Image region annotations
○ ○ ○
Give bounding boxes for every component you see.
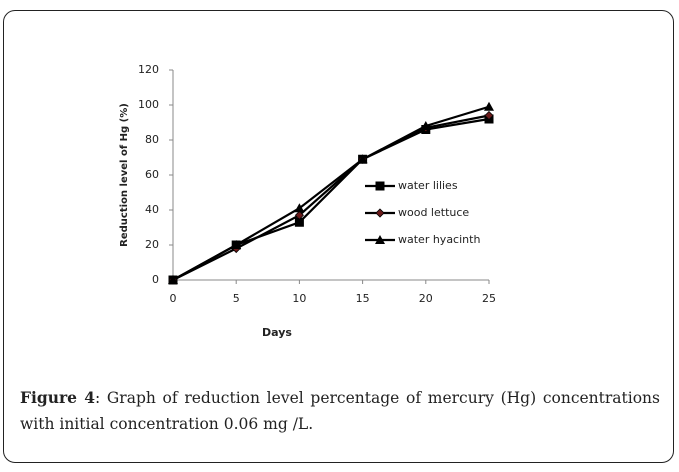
data-point — [420, 121, 431, 130]
series-line — [172, 114, 490, 281]
x-tick-label: 20 — [419, 292, 433, 305]
legend-marker — [375, 235, 385, 244]
chart: Days Reduction level of Hg (%) 0 20 40 60 80… — [119, 63, 496, 339]
legend-label: wood lettuce — [398, 206, 469, 219]
y-tick-label: 20 — [145, 238, 159, 251]
x-tick-label: 25 — [482, 292, 496, 305]
y-tick-label: 0 — [152, 273, 159, 286]
data-point — [294, 210, 304, 220]
data-point — [357, 154, 368, 164]
y-tick-label: 120 — [138, 63, 159, 76]
y-axis-label: Reduction level of Hg (%) — [119, 103, 130, 247]
x-tick-label: 10 — [292, 292, 306, 305]
legend-marker — [375, 208, 385, 218]
y-tick-label: 60 — [145, 168, 159, 181]
caption-label: Figure 4 — [20, 388, 95, 407]
y-tick-label: 80 — [145, 133, 159, 146]
y-tick-label: 100 — [138, 98, 159, 111]
caption: Figure 4: Graph of reduction level perce… — [20, 385, 660, 437]
data-point — [231, 240, 242, 249]
x-tick-label: 5 — [233, 292, 240, 305]
data-point — [484, 101, 494, 111]
x-tick-label: 15 — [356, 292, 370, 305]
data-point — [294, 203, 305, 213]
legend-label: water lilies — [398, 179, 458, 192]
x-tick-label: 0 — [170, 292, 177, 305]
legend-marker — [375, 181, 385, 191]
series-line — [172, 105, 490, 281]
caption-text: : Graph of reduction level percentage of… — [20, 389, 660, 433]
figure-frame — [3, 10, 674, 463]
data-point — [168, 275, 178, 284]
data-point — [484, 110, 494, 121]
y-tick-label: 40 — [145, 203, 159, 216]
legend-label: water hyacinth — [398, 233, 480, 246]
x-axis-label: Days — [262, 326, 292, 339]
data-point — [294, 217, 304, 227]
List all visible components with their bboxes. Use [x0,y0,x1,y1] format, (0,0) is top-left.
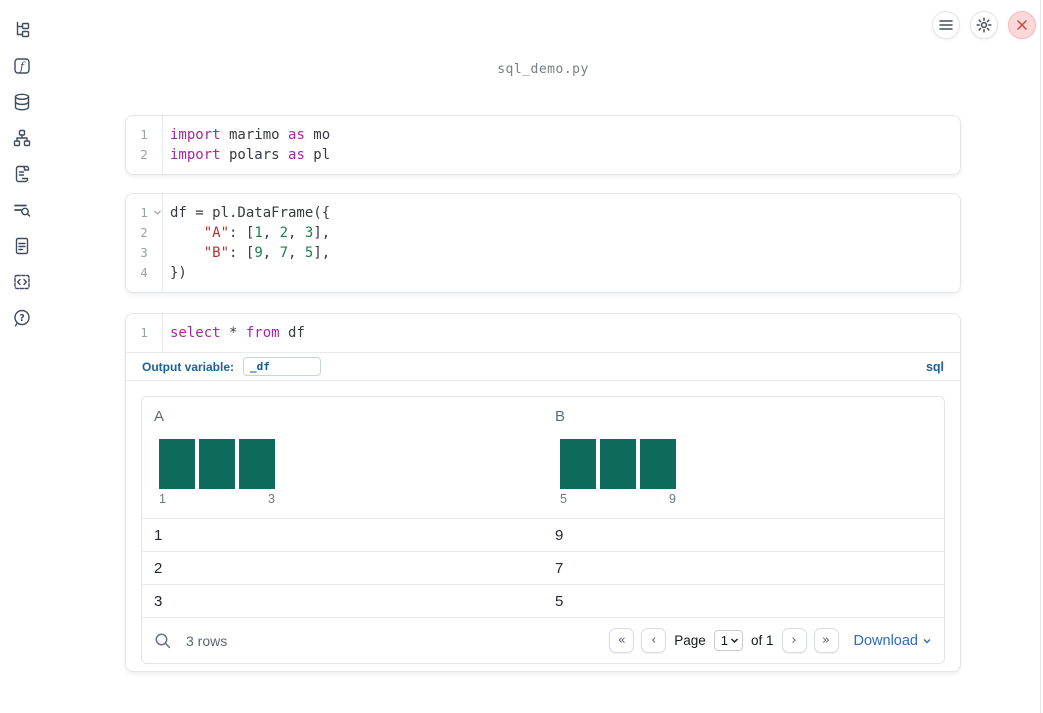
topbar-controls [932,11,1036,39]
page-select[interactable]: 1 [713,630,743,651]
dependency-graph-icon[interactable] [11,128,33,148]
output-variable-label: Output variable: [142,359,235,374]
logs-icon[interactable] [11,164,33,184]
histogram-b[interactable] [560,439,676,489]
scratchpad-icon[interactable]: f [11,56,33,76]
menu-icon[interactable] [932,11,960,39]
snippets-icon[interactable] [11,272,33,292]
table-header: A 1 3 B 5 9 [142,397,944,518]
sql-editor[interactable]: 1 select * from df [126,314,960,352]
outline-search-icon[interactable] [11,200,33,220]
cell-b: 9 [555,526,564,544]
histogram-bar[interactable] [600,439,636,489]
page-select-value: 1 [720,633,728,648]
file-explorer-icon[interactable] [11,20,33,40]
histogram-a[interactable] [159,439,275,489]
output-variable-input[interactable] [243,357,322,376]
histogram-bar[interactable] [560,439,596,489]
cell-b: 5 [555,592,564,610]
column-header-a: A 1 3 [142,408,543,506]
svg-text:f: f [19,60,26,73]
sql-language-badge: sql [925,359,944,374]
cell-output-area: A 1 3 B 5 9 [126,381,960,671]
histogram-b-axis: 5 9 [560,492,676,506]
histogram-bar[interactable] [159,439,195,489]
cell-a: 2 [154,559,163,577]
axis-min-label: 5 [560,492,567,506]
code-cell-imports: 1 import marimo as mo 2 import polars as pl [125,115,961,175]
histogram-bar[interactable] [640,439,676,489]
first-page-button[interactable]: « [609,628,635,653]
cell-a: 1 [154,526,163,544]
axis-max-label: 9 [669,492,676,506]
notebook-filename[interactable]: sql_demo.py [497,62,589,77]
last-page-button[interactable]: » [813,628,839,653]
axis-max-label: 3 [268,492,275,506]
histogram-bar[interactable] [239,439,275,489]
code-editor[interactable]: 1 import marimo as mo 2 import polars as pl [126,116,960,174]
column-name[interactable]: B [555,408,566,425]
next-page-button[interactable]: › [781,628,807,653]
output-variable-row: Output variable: sql [126,352,960,381]
table-row: 1 9 [142,518,944,551]
documentation-icon[interactable] [11,236,33,256]
help-icon[interactable]: ? [11,308,33,328]
download-label: Download [853,632,919,649]
column-name[interactable]: A [154,408,165,425]
download-button[interactable]: Download [854,633,933,649]
column-header-b: B 5 9 [543,408,944,506]
chevron-down-icon [923,638,931,643]
cell-a: 3 [154,592,163,610]
code-editor[interactable]: 1 df = pl.DataFrame({2 "A": [1, 2, 3], 3 "… [126,194,960,292]
histogram-a-axis: 1 3 [159,492,275,506]
shutdown-close-icon[interactable] [1008,11,1036,39]
table-row: 2 7 [142,551,944,584]
table-row: 3 5 [142,584,944,617]
code-cell-dataframe: 1 df = pl.DataFrame({2 "A": [1, 2, 3], 3 "… [125,193,961,293]
notebook-main: sql_demo.py 1 import marimo as mo 2 import … [125,0,961,672]
table-footer: 3 rows « ‹ Page 1 of 1 › » [142,617,944,663]
histogram-bar[interactable] [199,439,235,489]
datasources-icon[interactable] [11,92,33,112]
page-label: Page [674,633,706,648]
search-icon[interactable] [154,632,172,650]
pagination: « ‹ Page 1 of 1 › » Download [609,628,932,653]
row-count: 3 rows [186,632,228,649]
panel-divider [1040,0,1041,713]
sidebar: f ? [0,0,44,328]
cell-b: 7 [555,559,564,577]
prev-page-button[interactable]: ‹ [641,628,667,653]
axis-min-label: 1 [159,492,166,506]
page-of-label: of 1 [750,633,774,648]
svg-text:?: ? [19,313,25,324]
chevron-down-icon [730,638,738,643]
dataframe-table: A 1 3 B 5 9 [141,396,945,664]
settings-gear-icon[interactable] [970,11,998,39]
○ ○ ○
Give every line of the entries above as a numbered list, skipping blank lines and leaving the pictures out.

- Solved exercise
1. Give bounding boxes for every component you see.
2. data-point — [420, 121, 431, 130]
3. series-line — [172, 114, 490, 281]
4. x-tick-label: 20 — [419, 292, 433, 305]
5. legend-marker — [375, 235, 385, 244]
6. chart: Days Reduction level of Hg (%) 0 20 40 60 80… — [119, 63, 496, 339]
7. legend-label: wood lettuce — [398, 206, 469, 219]
8. y-tick-label: 20 — [145, 238, 159, 251]
9. x-tick-label: 25 — [482, 292, 496, 305]
10. y-tick-label: 0 — [152, 273, 159, 286]
11. data-point — [294, 210, 304, 220]
12. data-point — [357, 154, 368, 164]
13. y-tick-label: 120 — [138, 63, 159, 76]
14. y-axis-label: Reduction level of Hg (%) — [119, 103, 130, 247]
15. x-tick-label: 10 — [292, 292, 306, 305]
16. legend-marker — [375, 208, 385, 218]
17. y-tick-label: 60 — [145, 168, 159, 181]
18. caption-label: Figure 4 — [20, 388, 95, 407]
19. y-tick-label: 80 — [145, 133, 159, 146]
20. y-tick-label: 100 — [138, 98, 159, 111]
21. caption: Figure 4: Graph of reduction level perce… — [20, 385, 660, 437]
22. data-point — [231, 240, 242, 249]
23. x-tick-label: 5 — [233, 292, 240, 305]
24. data-point — [484, 101, 494, 111]
25. x-tick-label: 15 — [356, 292, 370, 305]
26. data-point — [294, 203, 305, 213]
27. legend-label: water lilies — [398, 179, 458, 192]
28. x-tick-label: 0 — [170, 292, 177, 305]
29. legend-marker — [375, 181, 385, 191]
30. series-line — [172, 105, 490, 281]
31. caption-text: : Graph of reduction level percentage of… — [20, 389, 660, 433]
32. figure-frame — [3, 10, 674, 463]
33. data-point — [168, 275, 178, 284]
34. data-point — [484, 110, 494, 121]
35. y-tick-label: 40 — [145, 203, 159, 216]
36. legend-label: water hyacinth — [398, 233, 480, 246]
37. x-axis-label: Days — [262, 326, 292, 339]
38. data-point — [294, 217, 304, 227]
39. List all visible components with their bboxes. Use [x0,y0,x1,y1] format, (0,0) is top-left.
40. topbar-controls [932,11,1036,39]
41. page-select[interactable]: 1 [713,630,743,651]
42. dependency-graph-icon[interactable] [11,128,33,148]
43. output-variable-label: Output variable: [142,359,235,374]
44. logs-icon[interactable] [11,164,33,184]
45. histogram-b[interactable] [560,439,676,489]
46. scratchpad-icon[interactable]: f [11,56,33,76]
47. menu-icon[interactable] [932,11,960,39]
48. snippets-icon[interactable] [11,272,33,292]
49. table-header: A 1 3 B 5 9 [142,397,944,518]
50. sql-editor[interactable]: 1 select * from df [126,314,960,352]
51. outline-search-icon[interactable] [11,200,33,220]
52. cell-b: 9 [555,526,564,544]
53. histogram-bar[interactable] [600,439,636,489]
54. page-select-value: 1 [720,633,728,648]
55. file-explorer-icon[interactable] [11,20,33,40]
56. histogram-a[interactable] [159,439,275,489]
57. output-variable-input[interactable] [243,357,322,376]
58. histogram-bar[interactable] [560,439,596,489]
59. cell-b: 5 [555,592,564,610]
60. column-header-a: A 1 3 [142,408,543,506]
61. svg-text:f: f [19,60,26,73]
62. sql-language-badge: sql [925,359,944,374]
63. cell-output-area: A 1 3 B 5 9 [126,381,960,671]
64. histogram-b-axis: 5 9 [560,492,676,506]
65. histogram-bar[interactable] [159,439,195,489]
66. cell-a: 2 [154,559,163,577]
67. axis-min-label: 5 [560,492,567,506]
68. code-cell-imports: 1 import marimo as mo 2 import polars as pl [125,115,961,175]
69. histogram-bar[interactable] [640,439,676,489]
70. first-page-button[interactable]: « [609,628,635,653]
71. cell-a: 1 [154,526,163,544]
72. axis-max-label: 9 [669,492,676,506]
73. notebook-filename[interactable]: sql_demo.py [497,62,589,77]
74. last-page-button[interactable]: » [813,628,839,653]
75. axis-max-label: 3 [268,492,275,506]
76. histogram-bar[interactable] [239,439,275,489]
77. code-editor[interactable]: 1 import marimo as mo 2 import polars as pl [126,116,960,174]
78. column-name[interactable]: B [555,408,566,425]
79. next-page-button[interactable]: › [781,628,807,653]
80. output-variable-row: Output variable: sql [126,352,960,381]
81. table-row: 1 9 [142,518,944,551]
82. documentation-icon[interactable] [11,236,33,256]
83. help-icon[interactable]: ? [11,308,33,328]
84. download-label: Download [853,632,919,649]
85. column-name[interactable]: A [154,408,165,425]
86. download-button[interactable]: Download [854,633,933,649]
87. column-header-b: B 5 9 [543,408,944,506]
88. chevron-down-icon [923,638,931,643]
89. cell-a: 3 [154,592,163,610]
90. code-editor[interactable]: 1 df = pl.DataFrame({2 "A": [1, 2, 3], 3 "… [126,194,960,292]
91. histogram-a-axis: 1 3 [159,492,275,506]
92. shutdown-close-icon[interactable] [1008,11,1036,39]
93. table-row: 2 7 [142,551,944,584]
94. table-row: 3 5 [142,584,944,617]
95. code-cell-dataframe: 1 df = pl.DataFrame({2 "A": [1, 2, 3], 3 "… [125,193,961,293]
96. notebook-main: sql_demo.py 1 import marimo as mo 2 import … [125,0,961,672]
97. table-footer: 3 rows « ‹ Page 1 of 1 › » [142,617,944,663]
98. histogram-bar[interactable] [199,439,235,489]
99. datasources-icon[interactable] [11,92,33,112]
100. page-label: Page [674,633,706,648]
101. search-icon[interactable] [154,632,172,650]
102. pagination: « ‹ Page 1 of 1 › » Download [609,628,932,653]
103. row-count: 3 rows [186,632,228,649]
104. panel-divider [1040,0,1041,713]
105. sidebar: f ? [0,0,44,328]
106. cell-b: 7 [555,559,564,577]
107. prev-page-button[interactable]: ‹ [641,628,667,653]
108. axis-min-label: 1 [159,492,166,506]
109. page-of-label: of 1 [750,633,774,648]
110. svg-text:?: ? [19,313,25,324]
111. chevron-down-icon [730,638,738,643]
112. dataframe-table: A 1 3 B 5 9 [141,396,945,664]
113. settings-gear-icon[interactable] [970,11,998,39]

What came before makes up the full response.